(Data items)
▶

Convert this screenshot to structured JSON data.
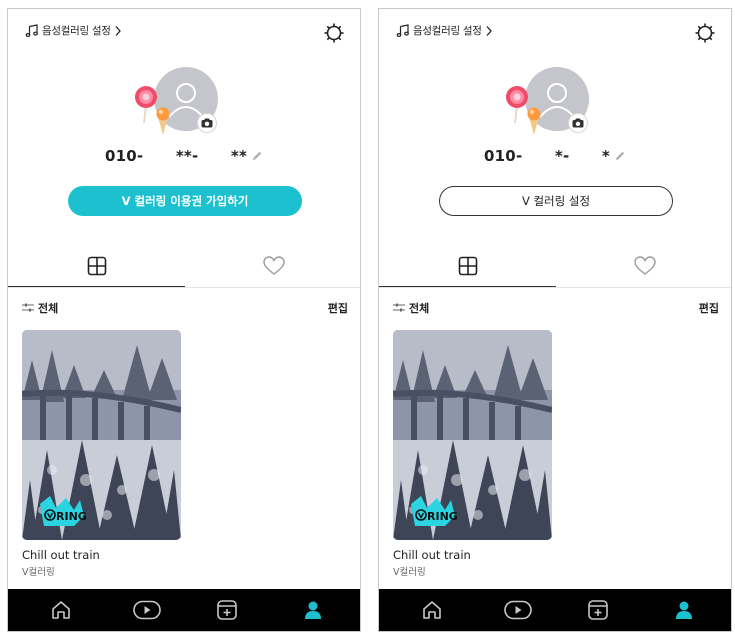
{
  "colors": {
    "accent": "#1cc0cf",
    "nav_bg": "#000000",
    "nav_icon": "#c8c8c8",
    "nav_active": "#1cc0cf"
  },
  "panels": [
    {
      "voice_link": {
        "label": "음성컬러링 설정",
        "icon": "music-note-icon"
      },
      "phone": {
        "prefix": "010-",
        "masked": "      **-      **"
      },
      "cta": {
        "label": "V 컬러링 이용권 가입하기",
        "style": "filled"
      },
      "tabs": {
        "grid_icon": "grid-icon",
        "like_icon": "heart-icon",
        "active": "grid"
      },
      "filter": {
        "label": "전체"
      },
      "edit_label": "편집",
      "card": {
        "title": "Chill out train",
        "subtitle": "V컬러링",
        "badge": "RING"
      },
      "nav": [
        "home-icon",
        "play-icon",
        "add-icon",
        "profile-icon"
      ]
    },
    {
      "voice_link": {
        "label": "음성컬러링 설정",
        "icon": "music-note-icon"
      },
      "phone": {
        "prefix": "010-",
        "masked": "      *-      *"
      },
      "cta": {
        "label": "V 컬러링 설정",
        "style": "outline"
      },
      "tabs": {
        "grid_icon": "grid-icon",
        "like_icon": "heart-icon",
        "active": "grid"
      },
      "filter": {
        "label": "전체"
      },
      "edit_label": "편집",
      "card": {
        "title": "Chill out train",
        "subtitle": "V컬러링",
        "badge": "RING"
      },
      "nav": [
        "home-icon",
        "play-icon",
        "add-icon",
        "profile-icon"
      ]
    }
  ]
}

◀

**TASK PROMPT**: Leave out the pictures, and give all the records again exactly.

**IN RESPONSE**:
Convert this screenshot to structured JSON data.
{
  "colors": {
    "accent": "#1cc0cf",
    "nav_bg": "#000000",
    "nav_icon": "#c8c8c8",
    "nav_active": "#1cc0cf"
  },
  "panels": [
    {
      "voice_link": {
        "label": "음성컬러링 설정",
        "icon": "music-note-icon"
      },
      "phone": {
        "prefix": "010-",
        "masked": "      **-      **"
      },
      "cta": {
        "label": "V 컬러링 이용권 가입하기",
        "style": "filled"
      },
      "tabs": {
        "grid_icon": "grid-icon",
        "like_icon": "heart-icon",
        "active": "grid"
      },
      "filter": {
        "label": "전체"
      },
      "edit_label": "편집",
      "card": {
        "title": "Chill out train",
        "subtitle": "V컬러링",
        "badge": "RING"
      },
      "nav": [
        "home-icon",
        "play-icon",
        "add-icon",
        "profile-icon"
      ]
    },
    {
      "voice_link": {
        "label": "음성컬러링 설정",
        "icon": "music-note-icon"
      },
      "phone": {
        "prefix": "010-",
        "masked": "      *-      *"
      },
      "cta": {
        "label": "V 컬러링 설정",
        "style": "outline"
      },
      "tabs": {
        "grid_icon": "grid-icon",
        "like_icon": "heart-icon",
        "active": "grid"
      },
      "filter": {
        "label": "전체"
      },
      "edit_label": "편집",
      "card": {
        "title": "Chill out train",
        "subtitle": "V컬러링",
        "badge": "RING"
      },
      "nav": [
        "home-icon",
        "play-icon",
        "add-icon",
        "profile-icon"
      ]
    }
  ]
}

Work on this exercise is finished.